How to complete this task
Leaving out the images, transcribe every record below exactly.

Raw data
----
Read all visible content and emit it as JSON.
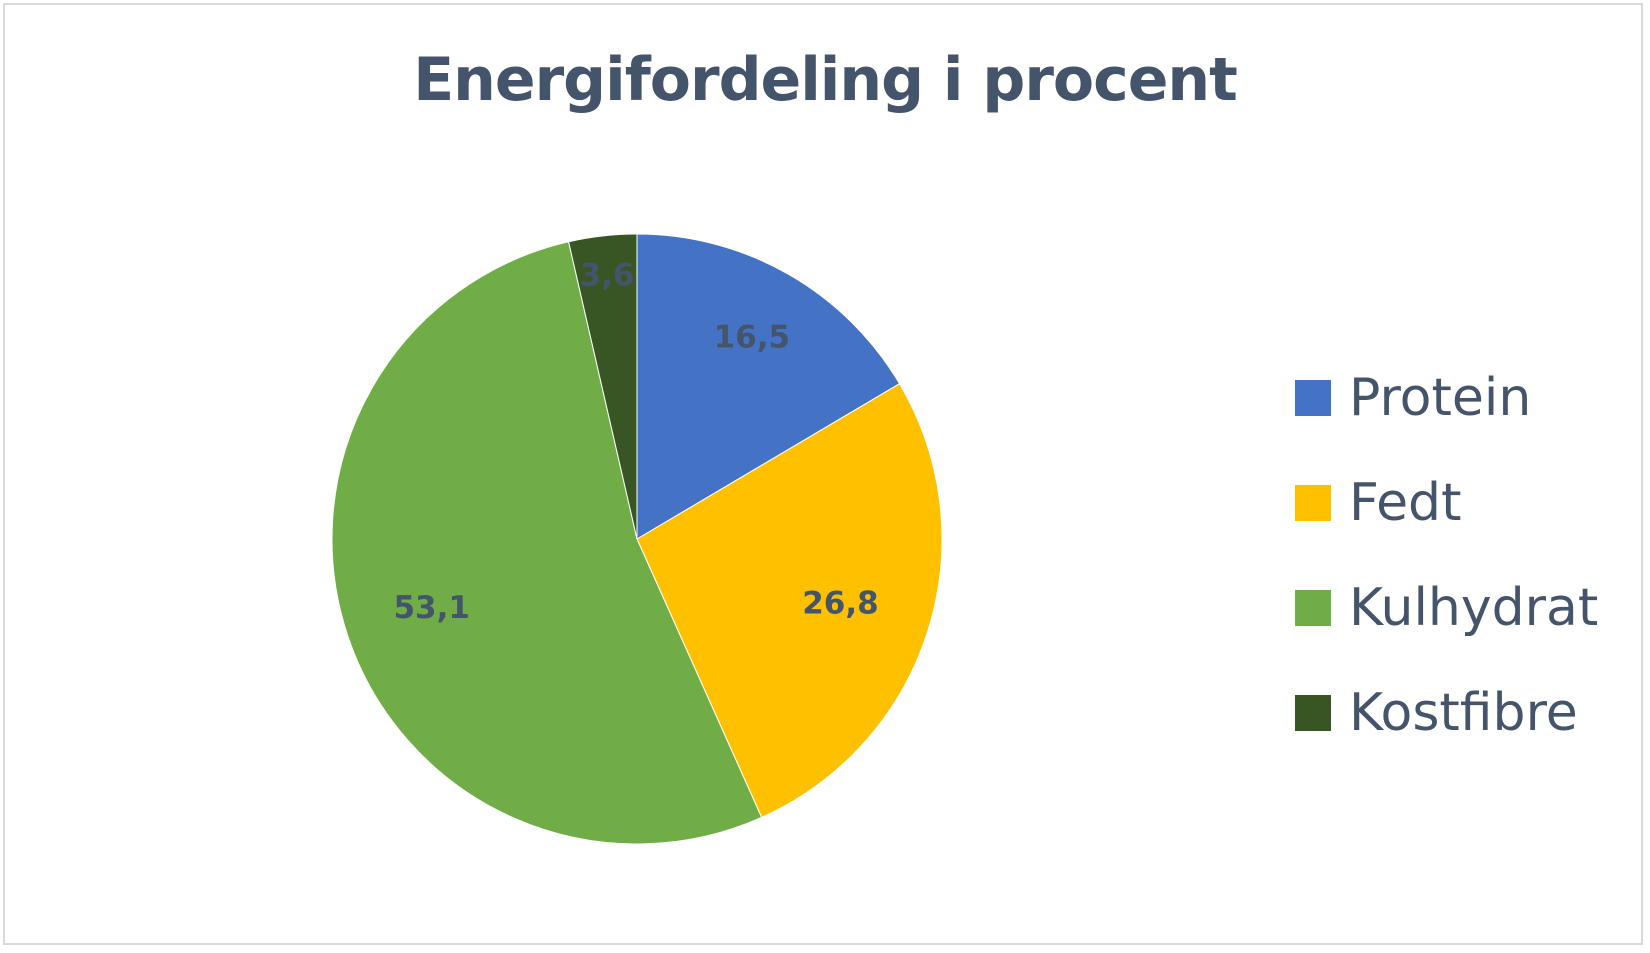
{
  "chart_data": {
    "type": "pie",
    "title": "Energifordeling i procent",
    "categories": [
      "Protein",
      "Fedt",
      "Kulhydrat",
      "Kostfibre"
    ],
    "values": [
      16.5,
      26.8,
      53.1,
      3.6
    ],
    "value_labels": [
      "16,5",
      "26,8",
      "53,1",
      "3,6"
    ],
    "colors": [
      "#4472c4",
      "#ffc000",
      "#70ad47",
      "#375623"
    ],
    "legend": {
      "position": "right",
      "items": [
        {
          "label": "Protein",
          "color": "#4472c4"
        },
        {
          "label": "Fedt",
          "color": "#ffc000"
        },
        {
          "label": "Kulhydrat",
          "color": "#70ad47"
        },
        {
          "label": "Kostfibre",
          "color": "#375623"
        }
      ]
    }
  }
}
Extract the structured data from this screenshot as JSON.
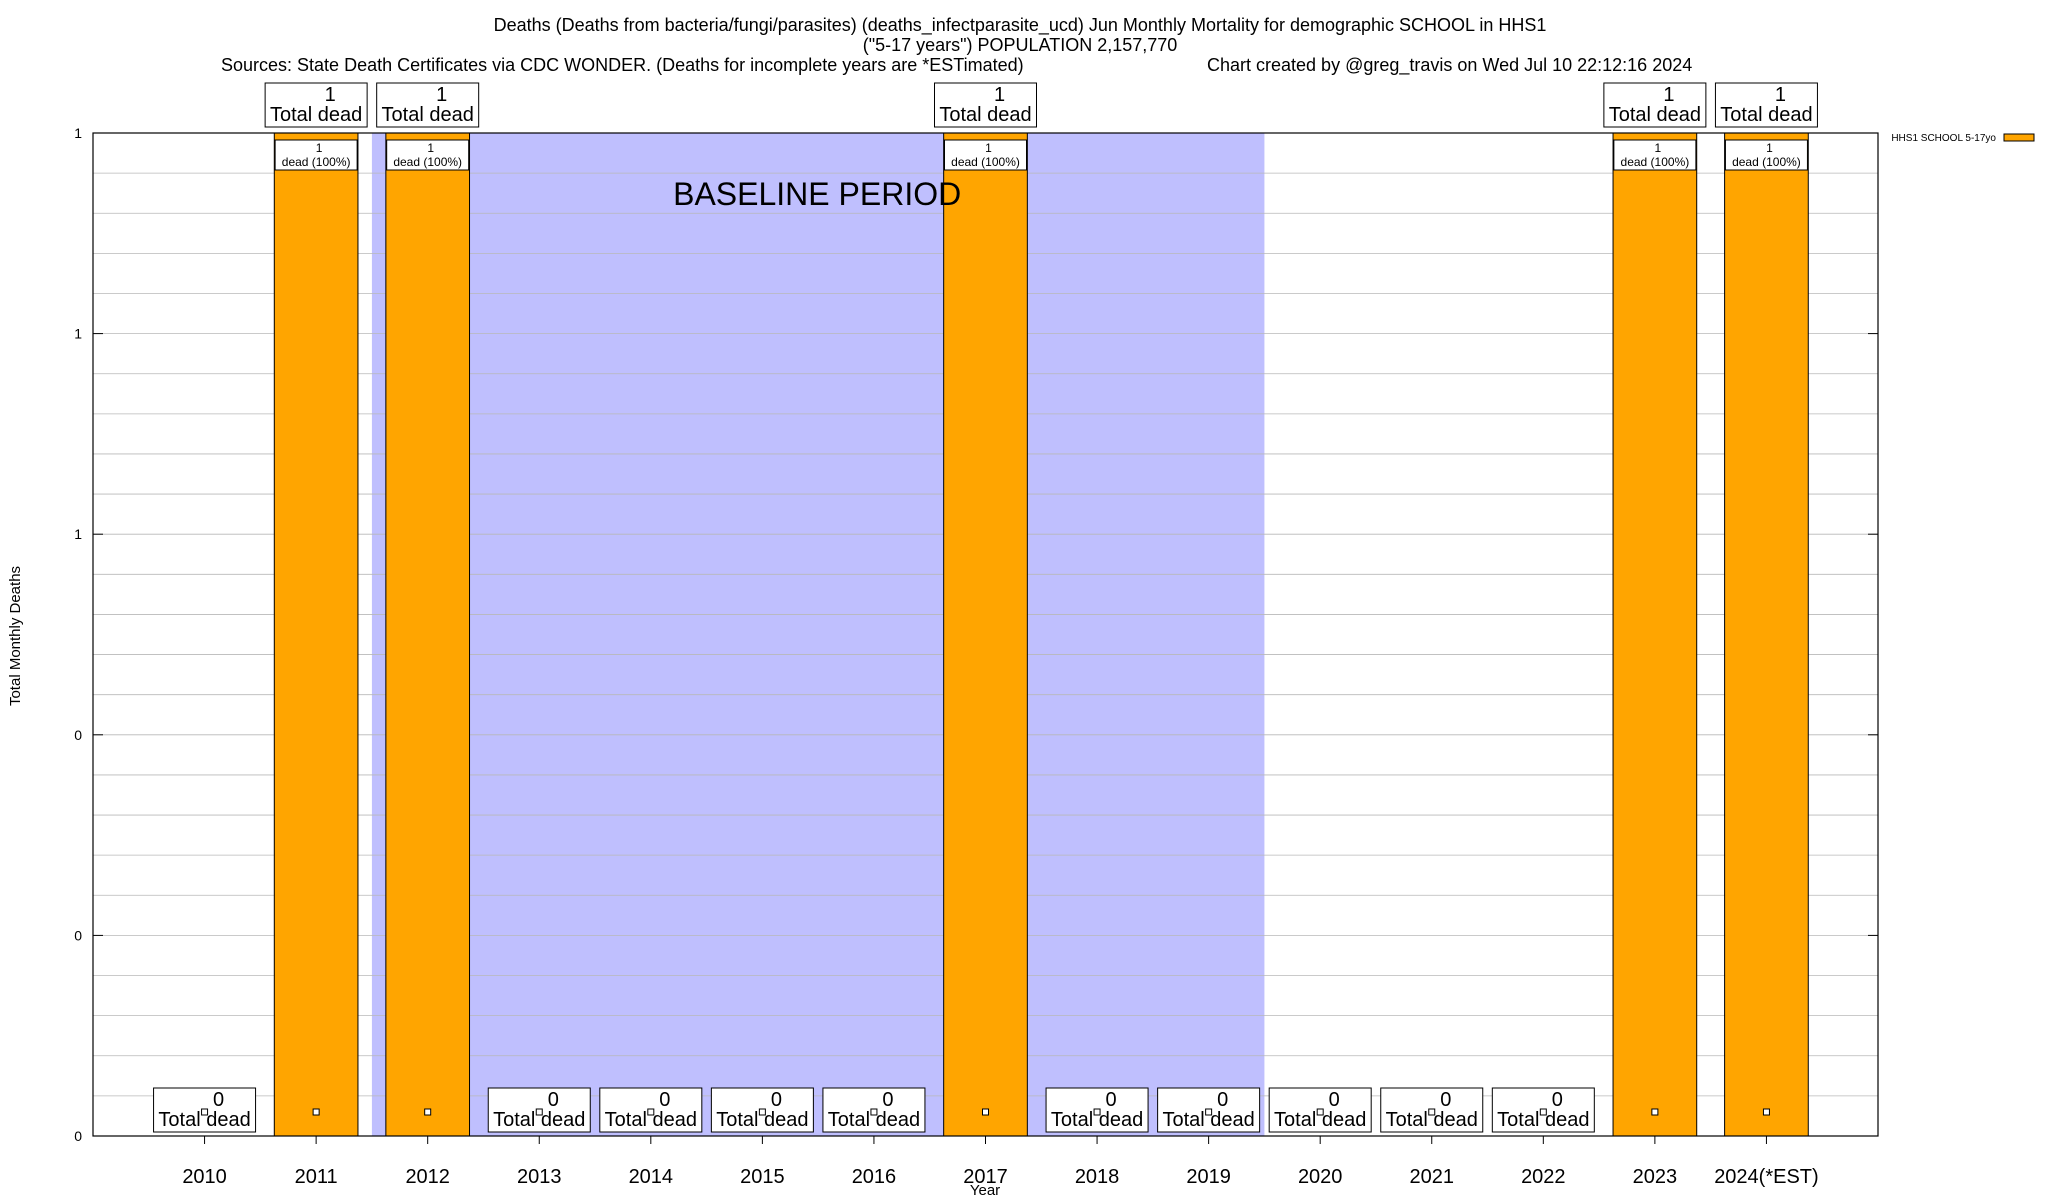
{
  "header": {
    "title_line1": "Deaths (Deaths from bacteria/fungi/parasites) (deaths_infectparasite_ucd) Jun Monthly Mortality for demographic SCHOOL in HHS1",
    "title_line2": "(\"5-17 years\") POPULATION 2,157,770",
    "sources": "Sources: State Death Certificates via CDC WONDER. (Deaths for incomplete years are *ESTimated)",
    "credit": "Chart created by @greg_travis on Wed Jul 10 22:12:16 2024"
  },
  "chart_data": {
    "type": "bar",
    "xlabel": "Year",
    "ylabel": "Total Monthly Deaths",
    "ylim": [
      0,
      1
    ],
    "y_tick_labels": [
      "0",
      "0",
      "0",
      "1",
      "1",
      "1"
    ],
    "categories": [
      "2010",
      "2011",
      "2012",
      "2013",
      "2014",
      "2015",
      "2016",
      "2017",
      "2018",
      "2019",
      "2020",
      "2021",
      "2022",
      "2023",
      "2024(*EST)"
    ],
    "series": [
      {
        "name": "HHS1 SCHOOL 5-17yo",
        "color": "#ffa500",
        "values": [
          0,
          1,
          1,
          0,
          0,
          0,
          0,
          1,
          0,
          0,
          0,
          0,
          0,
          1,
          1
        ]
      }
    ],
    "total_labels": [
      [
        "0",
        "Total dead"
      ],
      [
        "1",
        "Total dead"
      ],
      [
        "1",
        "Total dead"
      ],
      [
        "0",
        "Total dead"
      ],
      [
        "0",
        "Total dead"
      ],
      [
        "0",
        "Total dead"
      ],
      [
        "0",
        "Total dead"
      ],
      [
        "1",
        "Total dead"
      ],
      [
        "0",
        "Total dead"
      ],
      [
        "0",
        "Total dead"
      ],
      [
        "0",
        "Total dead"
      ],
      [
        "0",
        "Total dead"
      ],
      [
        "0",
        "Total dead"
      ],
      [
        "1",
        "Total dead"
      ],
      [
        "1",
        "Total dead"
      ]
    ],
    "bar_labels": [
      null,
      [
        "1",
        "dead (100%)"
      ],
      [
        "1",
        "dead (100%)"
      ],
      null,
      null,
      null,
      null,
      [
        "1",
        "dead (100%)"
      ],
      null,
      null,
      null,
      null,
      null,
      [
        "1",
        "dead (100%)"
      ],
      [
        "1",
        "dead (100%)"
      ]
    ],
    "baseline": {
      "label": "BASELINE PERIOD",
      "from": 2011.5,
      "to": 2019.5,
      "color": "#bfbffe"
    },
    "legend": {
      "label": "HHS1 SCHOOL 5-17yo",
      "position": "top-right"
    },
    "grid": true
  }
}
----
Task output
Read all visible content and emit it as JSON.
{
  "chart_data": {
    "type": "pie",
    "title": "Energifordeling i procent",
    "categories": [
      "Protein",
      "Fedt",
      "Kulhydrat",
      "Kostfibre"
    ],
    "values": [
      16.5,
      26.8,
      53.1,
      3.6
    ],
    "value_labels": [
      "16,5",
      "26,8",
      "53,1",
      "3,6"
    ],
    "colors": [
      "#4472c4",
      "#ffc000",
      "#70ad47",
      "#375623"
    ],
    "legend": {
      "position": "right",
      "items": [
        {
          "label": "Protein",
          "color": "#4472c4"
        },
        {
          "label": "Fedt",
          "color": "#ffc000"
        },
        {
          "label": "Kulhydrat",
          "color": "#70ad47"
        },
        {
          "label": "Kostfibre",
          "color": "#375623"
        }
      ]
    }
  }
}
Extract the structured data from this screenshot as JSON.
{
  "header": {
    "title_line1": "Deaths (Deaths from bacteria/fungi/parasites) (deaths_infectparasite_ucd) Jun Monthly Mortality for demographic SCHOOL in HHS1",
    "title_line2": "(\"5-17 years\") POPULATION 2,157,770",
    "sources": "Sources: State Death Certificates via CDC WONDER. (Deaths for incomplete years are *ESTimated)",
    "credit": "Chart created by @greg_travis on Wed Jul 10 22:12:16 2024"
  },
  "chart_data": {
    "type": "bar",
    "xlabel": "Year",
    "ylabel": "Total Monthly Deaths",
    "ylim": [
      0,
      1
    ],
    "y_tick_labels": [
      "0",
      "0",
      "0",
      "1",
      "1",
      "1"
    ],
    "categories": [
      "2010",
      "2011",
      "2012",
      "2013",
      "2014",
      "2015",
      "2016",
      "2017",
      "2018",
      "2019",
      "2020",
      "2021",
      "2022",
      "2023",
      "2024(*EST)"
    ],
    "series": [
      {
        "name": "HHS1 SCHOOL 5-17yo",
        "color": "#ffa500",
        "values": [
          0,
          1,
          1,
          0,
          0,
          0,
          0,
          1,
          0,
          0,
          0,
          0,
          0,
          1,
          1
        ]
      }
    ],
    "total_labels": [
      [
        "0",
        "Total dead"
      ],
      [
        "1",
        "Total dead"
      ],
      [
        "1",
        "Total dead"
      ],
      [
        "0",
        "Total dead"
      ],
      [
        "0",
        "Total dead"
      ],
      [
        "0",
        "Total dead"
      ],
      [
        "0",
        "Total dead"
      ],
      [
        "1",
        "Total dead"
      ],
      [
        "0",
        "Total dead"
      ],
      [
        "0",
        "Total dead"
      ],
      [
        "0",
        "Total dead"
      ],
      [
        "0",
        "Total dead"
      ],
      [
        "0",
        "Total dead"
      ],
      [
        "1",
        "Total dead"
      ],
      [
        "1",
        "Total dead"
      ]
    ],
    "bar_labels": [
      null,
      [
        "1",
        "dead (100%)"
      ],
      [
        "1",
        "dead (100%)"
      ],
      null,
      null,
      null,
      null,
      [
        "1",
        "dead (100%)"
      ],
      null,
      null,
      null,
      null,
      null,
      [
        "1",
        "dead (100%)"
      ],
      [
        "1",
        "dead (100%)"
      ]
    ],
    "baseline": {
      "label": "BASELINE PERIOD",
      "from": 2011.5,
      "to": 2019.5,
      "color": "#bfbffe"
    },
    "legend": {
      "label": "HHS1 SCHOOL 5-17yo",
      "position": "top-right"
    },
    "grid": true
  }
}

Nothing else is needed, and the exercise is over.